- PROMPT
Return each line that holds the word "tartarico".

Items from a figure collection
• • • • • • •

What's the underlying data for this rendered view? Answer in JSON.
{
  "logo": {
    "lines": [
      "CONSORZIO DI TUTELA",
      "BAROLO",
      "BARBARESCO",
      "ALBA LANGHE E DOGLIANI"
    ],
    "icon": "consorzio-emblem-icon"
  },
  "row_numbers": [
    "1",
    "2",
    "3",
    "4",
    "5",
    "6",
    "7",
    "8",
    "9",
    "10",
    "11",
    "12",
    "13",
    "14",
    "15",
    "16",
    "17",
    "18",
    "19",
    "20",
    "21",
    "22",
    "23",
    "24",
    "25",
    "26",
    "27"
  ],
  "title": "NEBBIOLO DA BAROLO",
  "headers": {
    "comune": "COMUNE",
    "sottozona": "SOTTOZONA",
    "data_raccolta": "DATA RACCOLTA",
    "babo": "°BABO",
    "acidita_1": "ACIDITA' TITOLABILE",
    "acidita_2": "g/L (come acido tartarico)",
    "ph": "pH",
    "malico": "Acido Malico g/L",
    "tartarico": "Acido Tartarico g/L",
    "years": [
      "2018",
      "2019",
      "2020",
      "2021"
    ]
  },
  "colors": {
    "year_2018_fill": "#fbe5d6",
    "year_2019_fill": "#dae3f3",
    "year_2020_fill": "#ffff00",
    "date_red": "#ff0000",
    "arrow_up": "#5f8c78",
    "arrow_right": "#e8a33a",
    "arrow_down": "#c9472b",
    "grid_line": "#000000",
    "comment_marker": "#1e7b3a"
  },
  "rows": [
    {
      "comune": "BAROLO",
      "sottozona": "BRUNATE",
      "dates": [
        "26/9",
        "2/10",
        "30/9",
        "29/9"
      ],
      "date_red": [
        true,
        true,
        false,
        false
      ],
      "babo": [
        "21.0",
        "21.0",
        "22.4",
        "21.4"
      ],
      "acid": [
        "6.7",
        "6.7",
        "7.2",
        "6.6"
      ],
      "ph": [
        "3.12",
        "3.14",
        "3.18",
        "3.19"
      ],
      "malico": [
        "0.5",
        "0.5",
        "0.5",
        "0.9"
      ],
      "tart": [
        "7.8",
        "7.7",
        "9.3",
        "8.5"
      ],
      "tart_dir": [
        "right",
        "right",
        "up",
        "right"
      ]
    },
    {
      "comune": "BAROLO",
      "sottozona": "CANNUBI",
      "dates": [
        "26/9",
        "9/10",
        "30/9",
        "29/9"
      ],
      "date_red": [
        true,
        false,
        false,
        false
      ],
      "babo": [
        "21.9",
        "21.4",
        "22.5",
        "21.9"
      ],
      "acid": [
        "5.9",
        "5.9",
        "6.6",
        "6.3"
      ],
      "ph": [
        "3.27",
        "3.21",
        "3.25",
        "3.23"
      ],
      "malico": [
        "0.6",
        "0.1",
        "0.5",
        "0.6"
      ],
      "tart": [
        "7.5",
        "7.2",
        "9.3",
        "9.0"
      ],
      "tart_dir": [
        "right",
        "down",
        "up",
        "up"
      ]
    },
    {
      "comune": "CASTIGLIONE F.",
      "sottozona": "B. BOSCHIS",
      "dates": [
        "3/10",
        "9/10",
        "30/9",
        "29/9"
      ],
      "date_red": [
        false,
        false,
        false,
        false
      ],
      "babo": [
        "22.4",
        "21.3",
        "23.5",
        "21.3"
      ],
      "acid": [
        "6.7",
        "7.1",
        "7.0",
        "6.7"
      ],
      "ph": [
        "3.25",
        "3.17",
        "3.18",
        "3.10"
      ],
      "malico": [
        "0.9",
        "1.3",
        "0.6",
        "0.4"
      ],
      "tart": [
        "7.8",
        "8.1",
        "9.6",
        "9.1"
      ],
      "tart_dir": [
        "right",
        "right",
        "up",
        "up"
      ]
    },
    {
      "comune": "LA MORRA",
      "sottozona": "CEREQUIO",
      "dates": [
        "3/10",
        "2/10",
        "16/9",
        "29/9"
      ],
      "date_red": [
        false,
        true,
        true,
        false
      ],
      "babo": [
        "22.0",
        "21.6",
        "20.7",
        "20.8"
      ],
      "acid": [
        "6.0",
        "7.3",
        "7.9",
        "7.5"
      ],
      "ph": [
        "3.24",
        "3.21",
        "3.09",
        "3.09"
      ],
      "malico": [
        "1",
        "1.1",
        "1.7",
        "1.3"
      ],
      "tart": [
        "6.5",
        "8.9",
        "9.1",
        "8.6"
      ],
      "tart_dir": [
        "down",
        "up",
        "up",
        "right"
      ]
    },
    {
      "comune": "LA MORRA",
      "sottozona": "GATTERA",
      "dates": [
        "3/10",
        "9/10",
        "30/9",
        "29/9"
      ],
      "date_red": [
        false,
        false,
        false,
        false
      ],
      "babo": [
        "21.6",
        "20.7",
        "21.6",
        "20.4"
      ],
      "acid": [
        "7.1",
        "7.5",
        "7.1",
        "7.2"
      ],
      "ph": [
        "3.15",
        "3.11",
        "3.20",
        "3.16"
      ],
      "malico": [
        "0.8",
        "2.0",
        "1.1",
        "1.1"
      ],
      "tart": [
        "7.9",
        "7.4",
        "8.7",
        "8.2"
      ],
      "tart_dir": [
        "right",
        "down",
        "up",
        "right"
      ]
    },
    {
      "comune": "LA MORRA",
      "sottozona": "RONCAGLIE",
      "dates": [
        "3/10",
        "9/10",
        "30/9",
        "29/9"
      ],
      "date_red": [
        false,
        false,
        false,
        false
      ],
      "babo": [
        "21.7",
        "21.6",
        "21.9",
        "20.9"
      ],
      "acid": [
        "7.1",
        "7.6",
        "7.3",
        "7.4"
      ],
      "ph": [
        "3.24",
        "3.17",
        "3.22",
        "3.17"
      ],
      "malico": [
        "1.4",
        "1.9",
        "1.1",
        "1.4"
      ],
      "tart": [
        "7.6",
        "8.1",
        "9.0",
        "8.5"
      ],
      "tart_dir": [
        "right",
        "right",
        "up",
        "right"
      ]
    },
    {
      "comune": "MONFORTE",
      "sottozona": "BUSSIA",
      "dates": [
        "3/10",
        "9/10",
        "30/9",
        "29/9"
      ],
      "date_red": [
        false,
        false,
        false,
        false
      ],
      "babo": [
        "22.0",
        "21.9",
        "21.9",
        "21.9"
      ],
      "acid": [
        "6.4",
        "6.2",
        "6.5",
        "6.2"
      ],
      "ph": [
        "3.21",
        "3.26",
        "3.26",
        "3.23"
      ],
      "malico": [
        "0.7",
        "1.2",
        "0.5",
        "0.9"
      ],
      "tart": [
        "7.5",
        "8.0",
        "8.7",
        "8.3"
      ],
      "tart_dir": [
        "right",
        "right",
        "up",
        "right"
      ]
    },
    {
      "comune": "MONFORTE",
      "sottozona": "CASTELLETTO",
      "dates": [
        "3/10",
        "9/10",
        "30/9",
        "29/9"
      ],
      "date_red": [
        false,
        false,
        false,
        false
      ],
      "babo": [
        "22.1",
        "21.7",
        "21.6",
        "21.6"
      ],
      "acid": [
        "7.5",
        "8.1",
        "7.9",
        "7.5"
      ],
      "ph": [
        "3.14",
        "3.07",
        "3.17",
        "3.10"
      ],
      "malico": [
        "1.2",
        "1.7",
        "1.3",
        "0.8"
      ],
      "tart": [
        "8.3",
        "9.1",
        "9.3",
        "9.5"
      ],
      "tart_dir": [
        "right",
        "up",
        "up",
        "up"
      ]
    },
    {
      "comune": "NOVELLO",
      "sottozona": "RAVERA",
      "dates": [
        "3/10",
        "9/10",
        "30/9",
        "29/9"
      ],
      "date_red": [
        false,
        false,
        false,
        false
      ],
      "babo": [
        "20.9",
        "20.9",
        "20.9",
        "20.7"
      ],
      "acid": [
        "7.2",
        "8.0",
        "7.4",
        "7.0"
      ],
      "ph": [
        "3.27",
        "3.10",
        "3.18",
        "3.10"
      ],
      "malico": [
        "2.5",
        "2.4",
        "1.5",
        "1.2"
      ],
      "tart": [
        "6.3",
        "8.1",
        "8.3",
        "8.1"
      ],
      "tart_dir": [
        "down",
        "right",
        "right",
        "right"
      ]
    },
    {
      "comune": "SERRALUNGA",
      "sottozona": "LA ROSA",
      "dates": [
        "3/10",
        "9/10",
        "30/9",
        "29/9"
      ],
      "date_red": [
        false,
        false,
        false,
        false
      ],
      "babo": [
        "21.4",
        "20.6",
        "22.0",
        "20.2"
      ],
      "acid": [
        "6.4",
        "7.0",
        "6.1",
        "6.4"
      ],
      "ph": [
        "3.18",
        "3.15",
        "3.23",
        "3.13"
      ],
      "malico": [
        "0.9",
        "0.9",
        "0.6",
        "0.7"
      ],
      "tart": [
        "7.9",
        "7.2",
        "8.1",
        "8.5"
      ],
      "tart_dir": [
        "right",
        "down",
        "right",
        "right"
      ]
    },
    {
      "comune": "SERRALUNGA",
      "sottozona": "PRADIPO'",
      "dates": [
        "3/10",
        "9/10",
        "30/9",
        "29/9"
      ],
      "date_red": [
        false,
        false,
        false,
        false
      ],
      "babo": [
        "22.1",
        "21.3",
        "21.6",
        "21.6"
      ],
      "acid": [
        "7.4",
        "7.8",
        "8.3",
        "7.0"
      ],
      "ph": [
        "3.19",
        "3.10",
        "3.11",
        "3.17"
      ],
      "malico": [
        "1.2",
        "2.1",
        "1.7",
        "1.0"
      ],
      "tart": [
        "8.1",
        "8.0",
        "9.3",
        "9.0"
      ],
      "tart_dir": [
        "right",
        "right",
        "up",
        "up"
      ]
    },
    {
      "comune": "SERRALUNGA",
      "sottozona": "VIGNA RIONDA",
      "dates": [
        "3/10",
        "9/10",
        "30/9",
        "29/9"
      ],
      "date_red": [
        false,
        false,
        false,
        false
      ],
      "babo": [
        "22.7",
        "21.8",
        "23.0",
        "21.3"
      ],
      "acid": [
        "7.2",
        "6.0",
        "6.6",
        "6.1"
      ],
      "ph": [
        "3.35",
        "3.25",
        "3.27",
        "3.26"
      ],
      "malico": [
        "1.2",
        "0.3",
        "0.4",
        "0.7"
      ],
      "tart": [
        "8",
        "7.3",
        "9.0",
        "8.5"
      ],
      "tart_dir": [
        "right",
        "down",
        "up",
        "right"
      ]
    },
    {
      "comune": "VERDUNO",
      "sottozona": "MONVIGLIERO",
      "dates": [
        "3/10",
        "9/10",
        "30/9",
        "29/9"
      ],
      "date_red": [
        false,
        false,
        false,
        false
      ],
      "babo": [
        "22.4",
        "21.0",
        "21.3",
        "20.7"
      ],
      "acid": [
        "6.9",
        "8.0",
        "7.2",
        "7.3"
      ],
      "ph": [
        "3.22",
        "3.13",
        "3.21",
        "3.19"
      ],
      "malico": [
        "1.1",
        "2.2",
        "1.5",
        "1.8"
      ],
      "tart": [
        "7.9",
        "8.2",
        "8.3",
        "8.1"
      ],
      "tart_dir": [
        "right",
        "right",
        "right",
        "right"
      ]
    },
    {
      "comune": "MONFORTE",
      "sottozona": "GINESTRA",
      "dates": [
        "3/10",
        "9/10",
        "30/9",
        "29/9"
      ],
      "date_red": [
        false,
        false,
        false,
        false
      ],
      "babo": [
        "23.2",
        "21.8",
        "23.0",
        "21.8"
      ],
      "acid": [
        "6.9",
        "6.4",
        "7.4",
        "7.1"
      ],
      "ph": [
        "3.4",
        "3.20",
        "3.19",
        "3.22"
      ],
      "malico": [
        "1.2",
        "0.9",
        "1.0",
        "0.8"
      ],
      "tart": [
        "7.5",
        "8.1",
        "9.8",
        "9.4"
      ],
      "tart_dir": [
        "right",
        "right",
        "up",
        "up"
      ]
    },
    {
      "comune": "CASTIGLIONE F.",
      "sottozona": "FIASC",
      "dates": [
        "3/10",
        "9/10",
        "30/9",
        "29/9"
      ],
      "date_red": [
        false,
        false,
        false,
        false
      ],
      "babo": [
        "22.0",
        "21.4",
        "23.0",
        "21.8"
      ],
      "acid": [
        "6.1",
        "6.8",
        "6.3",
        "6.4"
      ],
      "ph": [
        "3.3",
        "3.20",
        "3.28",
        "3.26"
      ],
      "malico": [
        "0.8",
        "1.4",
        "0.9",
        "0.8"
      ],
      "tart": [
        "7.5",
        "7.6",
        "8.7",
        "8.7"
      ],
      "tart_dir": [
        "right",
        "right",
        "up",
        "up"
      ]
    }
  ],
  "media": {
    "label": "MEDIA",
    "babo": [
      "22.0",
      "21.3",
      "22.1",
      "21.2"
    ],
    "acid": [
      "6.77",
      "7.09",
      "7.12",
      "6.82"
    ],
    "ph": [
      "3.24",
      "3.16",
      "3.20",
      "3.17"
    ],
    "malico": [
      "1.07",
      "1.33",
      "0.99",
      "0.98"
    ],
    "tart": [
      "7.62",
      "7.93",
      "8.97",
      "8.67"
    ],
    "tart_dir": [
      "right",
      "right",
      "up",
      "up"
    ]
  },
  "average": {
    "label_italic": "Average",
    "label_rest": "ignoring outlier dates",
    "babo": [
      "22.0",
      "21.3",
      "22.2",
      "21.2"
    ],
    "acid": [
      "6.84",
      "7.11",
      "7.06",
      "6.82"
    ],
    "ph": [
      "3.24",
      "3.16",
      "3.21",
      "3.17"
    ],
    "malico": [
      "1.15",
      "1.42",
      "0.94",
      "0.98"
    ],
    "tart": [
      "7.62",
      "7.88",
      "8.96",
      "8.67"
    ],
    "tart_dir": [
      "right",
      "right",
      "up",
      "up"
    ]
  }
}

• • • • • • •

- FULL RESPONSE
    "acidita_2": "g/L (come acido tartarico)",
    "tartarico": "Acido Tartarico g/L",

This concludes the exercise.